- _Stored data entries_:
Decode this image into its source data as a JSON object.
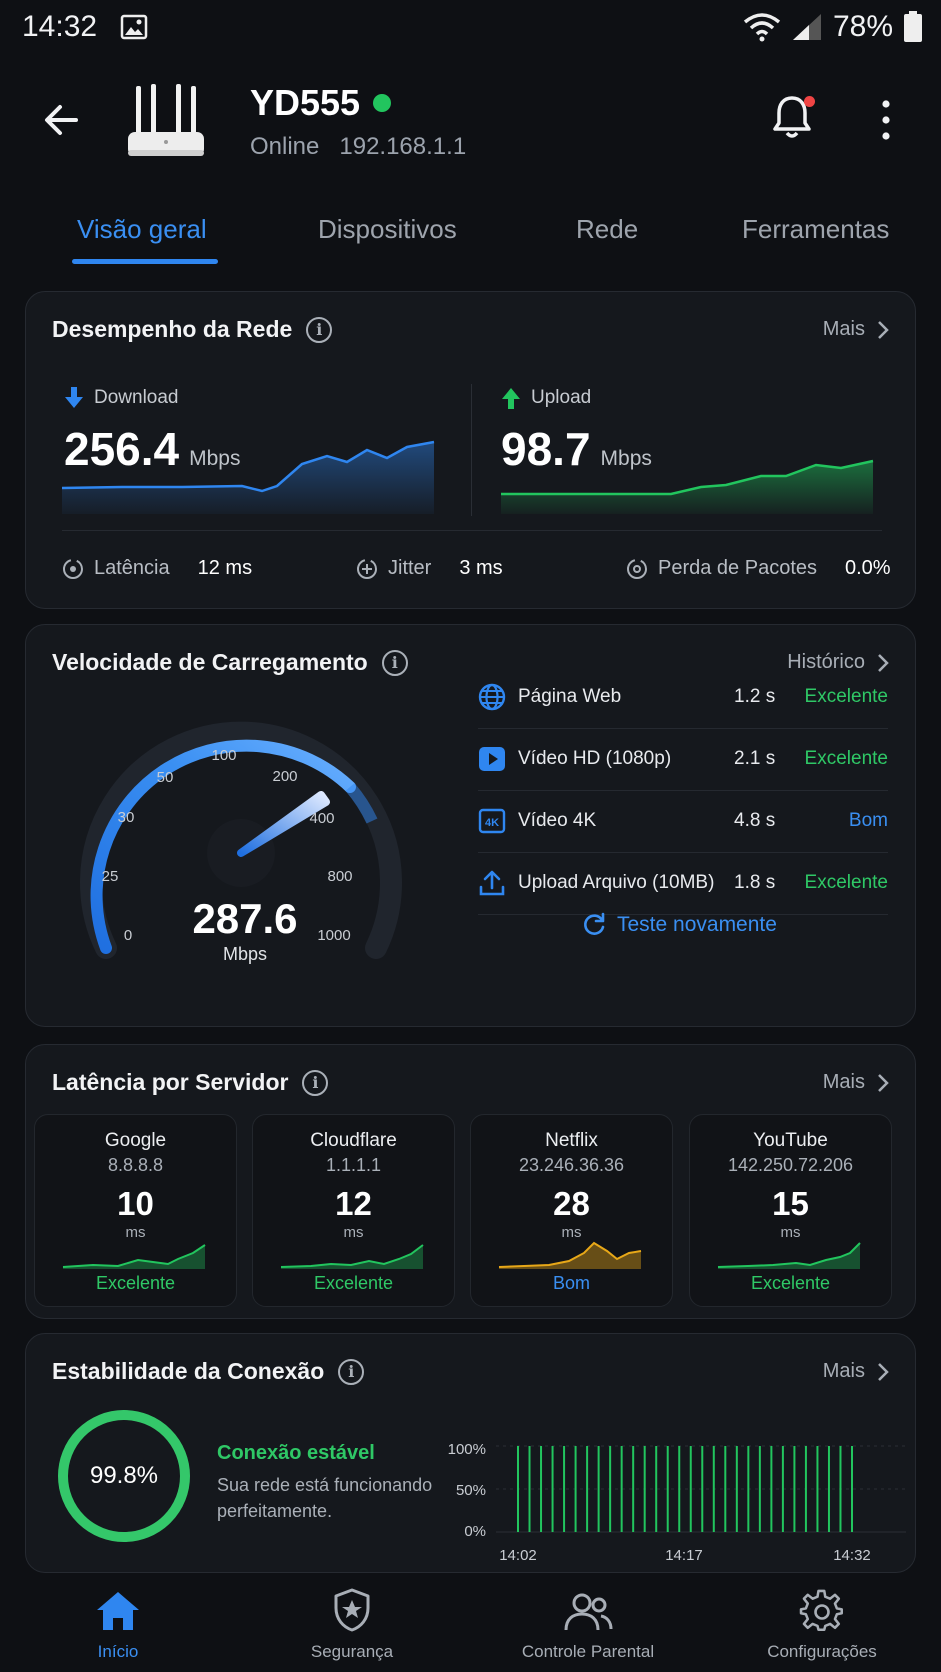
{
  "status_bar": {
    "time": "14:32",
    "battery": "78%"
  },
  "device": {
    "name": "YD555",
    "state": "Online",
    "ip": "192.168.1.1"
  },
  "tabs": [
    {
      "label": "Visão geral",
      "active": true
    },
    {
      "label": "Dispositivos"
    },
    {
      "label": "Rede"
    },
    {
      "label": "Ferramentas"
    }
  ],
  "performance": {
    "title": "Desempenho da Rede",
    "link": "Mais",
    "download": {
      "label": "Download",
      "value": "256.4",
      "unit": "Mbps"
    },
    "upload": {
      "label": "Upload",
      "value": "98.7",
      "unit": "Mbps"
    },
    "latency": {
      "label": "Latência",
      "value": "12 ms"
    },
    "jitter": {
      "label": "Jitter",
      "value": "3 ms"
    },
    "loss": {
      "label": "Perda de Pacotes",
      "value": "0.0%"
    }
  },
  "load_speed": {
    "title": "Velocidade de Carregamento",
    "link": "Histórico",
    "gauge": {
      "value": "287.6",
      "unit": "Mbps",
      "ticks": [
        "0",
        "25",
        "30",
        "50",
        "100",
        "200",
        "400",
        "800",
        "1000"
      ]
    },
    "rows": [
      {
        "label": "Página Web",
        "time": "1.2 s",
        "rating": "Excelente",
        "icon": "globe-icon"
      },
      {
        "label": "Vídeo HD (1080p)",
        "time": "2.1 s",
        "rating": "Excelente",
        "icon": "play-icon"
      },
      {
        "label": "Vídeo 4K",
        "time": "4.8 s",
        "rating": "Bom",
        "icon": "4k-icon"
      },
      {
        "label": "Upload Arquivo (10MB)",
        "time": "1.8 s",
        "rating": "Excelente",
        "icon": "upload-icon"
      }
    ],
    "retry": "Teste novamente"
  },
  "servers": {
    "title": "Latência por Servidor",
    "link": "Mais",
    "items": [
      {
        "name": "Google",
        "ip": "8.8.8.8",
        "ms": "10",
        "unit": "ms",
        "rating": "Excelente"
      },
      {
        "name": "Cloudflare",
        "ip": "1.1.1.1",
        "ms": "12",
        "unit": "ms",
        "rating": "Excelente"
      },
      {
        "name": "Netflix",
        "ip": "23.246.36.36",
        "ms": "28",
        "unit": "ms",
        "rating": "Bom"
      },
      {
        "name": "YouTube",
        "ip": "142.250.72.206",
        "ms": "15",
        "unit": "ms",
        "rating": "Excelente"
      }
    ]
  },
  "stability": {
    "title": "Estabilidade da Conexão",
    "link": "Mais",
    "value": "99.8%",
    "level": 0.998,
    "status": "Conexão estável",
    "description": "Sua rede está funcionando perfeitamente.",
    "y_labels": [
      "100%",
      "50%",
      "0%"
    ],
    "x_labels": [
      "14:02",
      "14:17",
      "14:32"
    ]
  },
  "nav": [
    {
      "label": "Início",
      "active": true,
      "icon": "home-icon"
    },
    {
      "label": "Segurança",
      "icon": "shield-icon"
    },
    {
      "label": "Controle Parental",
      "icon": "users-icon"
    },
    {
      "label": "Configurações",
      "icon": "gear-icon"
    }
  ],
  "colors": {
    "accent": "#2f86f0",
    "good": "#2fc866",
    "ok": "#3a8ff2",
    "warn": "#e8a818"
  }
}
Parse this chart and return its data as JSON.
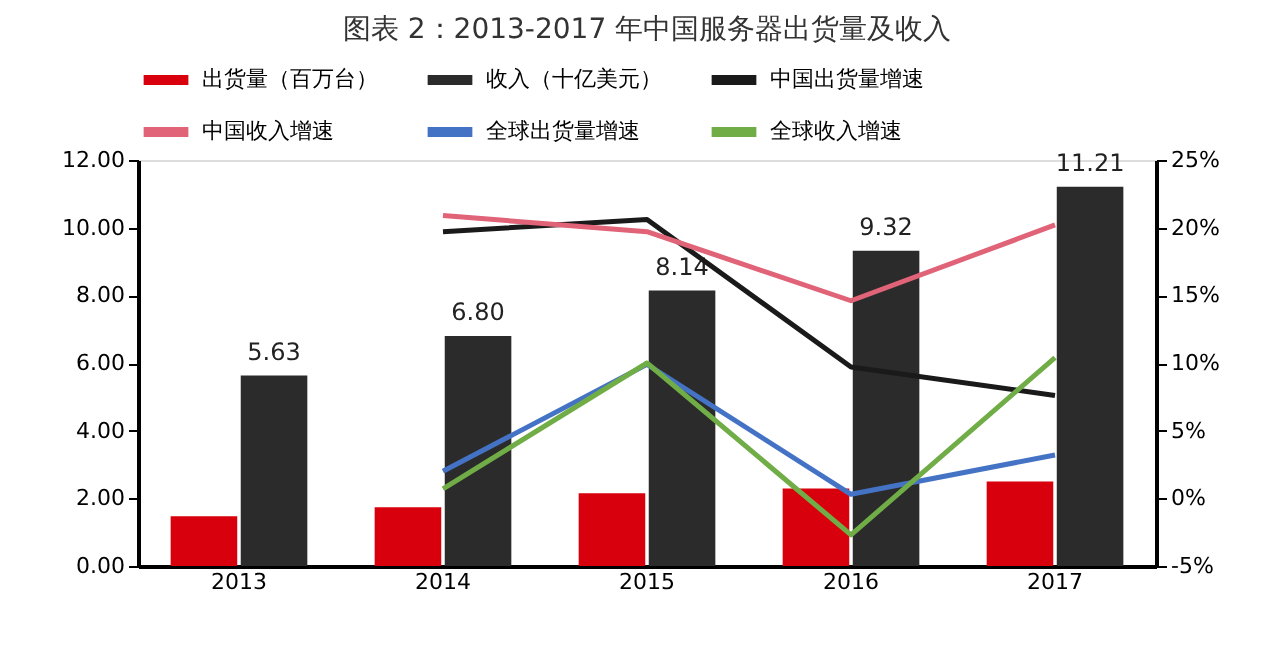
{
  "chart_data": {
    "type": "bar",
    "title": "图表 2：2013-2017 年中国服务器出货量及收入",
    "categories": [
      "2013",
      "2014",
      "2015",
      "2016",
      "2017"
    ],
    "series": [
      {
        "name": "出货量（百万台）",
        "color": "#d9000d",
        "values": [
          1.47,
          1.74,
          2.15,
          2.29,
          2.5
        ]
      },
      {
        "name": "收入（十亿美元）",
        "color": "#2b2b2b",
        "values": [
          5.63,
          6.8,
          8.14,
          9.32,
          11.21
        ],
        "value_labels": [
          "5.63",
          "6.80",
          "8.14",
          "9.32",
          "11.21"
        ]
      },
      {
        "name": "中国出货量增速",
        "type": "line",
        "axis": "y2",
        "color": "#1a1a1a",
        "values": [
          null,
          19.7,
          20.6,
          9.7,
          7.6
        ]
      },
      {
        "name": "中国收入增速",
        "type": "line",
        "axis": "y2",
        "color": "#e06377",
        "values": [
          null,
          20.9,
          19.7,
          14.6,
          20.2
        ]
      },
      {
        "name": "全球出货量增速",
        "type": "line",
        "axis": "y2",
        "color": "#4472c4",
        "values": [
          null,
          2.0,
          9.9,
          0.3,
          3.2
        ]
      },
      {
        "name": "全球收入增速",
        "type": "line",
        "axis": "y2",
        "color": "#70ad47",
        "values": [
          null,
          0.7,
          10.0,
          -2.7,
          10.4
        ]
      }
    ],
    "ylim": [
      0,
      12
    ],
    "yticks": [
      {
        "value": 0,
        "label": "0.00"
      },
      {
        "value": 2,
        "label": "2.00"
      },
      {
        "value": 4,
        "label": "4.00"
      },
      {
        "value": 6,
        "label": "6.00"
      },
      {
        "value": 8,
        "label": "8.00"
      },
      {
        "value": 10,
        "label": "10.00"
      },
      {
        "value": 12,
        "label": "12.00"
      }
    ],
    "y2lim": [
      -5,
      25
    ],
    "y2ticks": [
      {
        "value": -5,
        "label": "-5%"
      },
      {
        "value": 0,
        "label": "0%"
      },
      {
        "value": 5,
        "label": "5%"
      },
      {
        "value": 10,
        "label": "10%"
      },
      {
        "value": 15,
        "label": "15%"
      },
      {
        "value": 20,
        "label": "20%"
      },
      {
        "value": 25,
        "label": "25%"
      }
    ],
    "legend": "top",
    "grid": false
  }
}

- _WHAT IS REQUIRED_:
Quote every record above exactly, omitting any pictures they contain.

- _COMPLETED EXERCISE_:
Decode this image into its source data as a JSON object.
{
  "status_bar": {
    "time": "14:32",
    "battery": "78%"
  },
  "device": {
    "name": "YD555",
    "state": "Online",
    "ip": "192.168.1.1"
  },
  "tabs": [
    {
      "label": "Visão geral",
      "active": true
    },
    {
      "label": "Dispositivos"
    },
    {
      "label": "Rede"
    },
    {
      "label": "Ferramentas"
    }
  ],
  "performance": {
    "title": "Desempenho da Rede",
    "link": "Mais",
    "download": {
      "label": "Download",
      "value": "256.4",
      "unit": "Mbps"
    },
    "upload": {
      "label": "Upload",
      "value": "98.7",
      "unit": "Mbps"
    },
    "latency": {
      "label": "Latência",
      "value": "12 ms"
    },
    "jitter": {
      "label": "Jitter",
      "value": "3 ms"
    },
    "loss": {
      "label": "Perda de Pacotes",
      "value": "0.0%"
    }
  },
  "load_speed": {
    "title": "Velocidade de Carregamento",
    "link": "Histórico",
    "gauge": {
      "value": "287.6",
      "unit": "Mbps",
      "ticks": [
        "0",
        "25",
        "30",
        "50",
        "100",
        "200",
        "400",
        "800",
        "1000"
      ]
    },
    "rows": [
      {
        "label": "Página Web",
        "time": "1.2 s",
        "rating": "Excelente",
        "icon": "globe-icon"
      },
      {
        "label": "Vídeo HD (1080p)",
        "time": "2.1 s",
        "rating": "Excelente",
        "icon": "play-icon"
      },
      {
        "label": "Vídeo 4K",
        "time": "4.8 s",
        "rating": "Bom",
        "icon": "4k-icon"
      },
      {
        "label": "Upload Arquivo (10MB)",
        "time": "1.8 s",
        "rating": "Excelente",
        "icon": "upload-icon"
      }
    ],
    "retry": "Teste novamente"
  },
  "servers": {
    "title": "Latência por Servidor",
    "link": "Mais",
    "items": [
      {
        "name": "Google",
        "ip": "8.8.8.8",
        "ms": "10",
        "unit": "ms",
        "rating": "Excelente"
      },
      {
        "name": "Cloudflare",
        "ip": "1.1.1.1",
        "ms": "12",
        "unit": "ms",
        "rating": "Excelente"
      },
      {
        "name": "Netflix",
        "ip": "23.246.36.36",
        "ms": "28",
        "unit": "ms",
        "rating": "Bom"
      },
      {
        "name": "YouTube",
        "ip": "142.250.72.206",
        "ms": "15",
        "unit": "ms",
        "rating": "Excelente"
      }
    ]
  },
  "stability": {
    "title": "Estabilidade da Conexão",
    "link": "Mais",
    "value": "99.8%",
    "level": 0.998,
    "status": "Conexão estável",
    "description": "Sua rede está funcionando perfeitamente.",
    "y_labels": [
      "100%",
      "50%",
      "0%"
    ],
    "x_labels": [
      "14:02",
      "14:17",
      "14:32"
    ]
  },
  "nav": [
    {
      "label": "Início",
      "active": true,
      "icon": "home-icon"
    },
    {
      "label": "Segurança",
      "icon": "shield-icon"
    },
    {
      "label": "Controle Parental",
      "icon": "users-icon"
    },
    {
      "label": "Configurações",
      "icon": "gear-icon"
    }
  ],
  "colors": {
    "accent": "#2f86f0",
    "good": "#2fc866",
    "ok": "#3a8ff2",
    "warn": "#e8a818"
  }
}
Parse this chart and return its data as JSON.
{
  "chart_data": {
    "type": "bar",
    "title": "图表 2：2013-2017 年中国服务器出货量及收入",
    "categories": [
      "2013",
      "2014",
      "2015",
      "2016",
      "2017"
    ],
    "series": [
      {
        "name": "出货量（百万台）",
        "color": "#d9000d",
        "values": [
          1.47,
          1.74,
          2.15,
          2.29,
          2.5
        ]
      },
      {
        "name": "收入（十亿美元）",
        "color": "#2b2b2b",
        "values": [
          5.63,
          6.8,
          8.14,
          9.32,
          11.21
        ],
        "value_labels": [
          "5.63",
          "6.80",
          "8.14",
          "9.32",
          "11.21"
        ]
      },
      {
        "name": "中国出货量增速",
        "type": "line",
        "axis": "y2",
        "color": "#1a1a1a",
        "values": [
          null,
          19.7,
          20.6,
          9.7,
          7.6
        ]
      },
      {
        "name": "中国收入增速",
        "type": "line",
        "axis": "y2",
        "color": "#e06377",
        "values": [
          null,
          20.9,
          19.7,
          14.6,
          20.2
        ]
      },
      {
        "name": "全球出货量增速",
        "type": "line",
        "axis": "y2",
        "color": "#4472c4",
        "values": [
          null,
          2.0,
          9.9,
          0.3,
          3.2
        ]
      },
      {
        "name": "全球收入增速",
        "type": "line",
        "axis": "y2",
        "color": "#70ad47",
        "values": [
          null,
          0.7,
          10.0,
          -2.7,
          10.4
        ]
      }
    ],
    "ylim": [
      0,
      12
    ],
    "yticks": [
      {
        "value": 0,
        "label": "0.00"
      },
      {
        "value": 2,
        "label": "2.00"
      },
      {
        "value": 4,
        "label": "4.00"
      },
      {
        "value": 6,
        "label": "6.00"
      },
      {
        "value": 8,
        "label": "8.00"
      },
      {
        "value": 10,
        "label": "10.00"
      },
      {
        "value": 12,
        "label": "12.00"
      }
    ],
    "y2lim": [
      -5,
      25
    ],
    "y2ticks": [
      {
        "value": -5,
        "label": "-5%"
      },
      {
        "value": 0,
        "label": "0%"
      },
      {
        "value": 5,
        "label": "5%"
      },
      {
        "value": 10,
        "label": "10%"
      },
      {
        "value": 15,
        "label": "15%"
      },
      {
        "value": 20,
        "label": "20%"
      },
      {
        "value": 25,
        "label": "25%"
      }
    ],
    "legend": "top",
    "grid": false
  }
}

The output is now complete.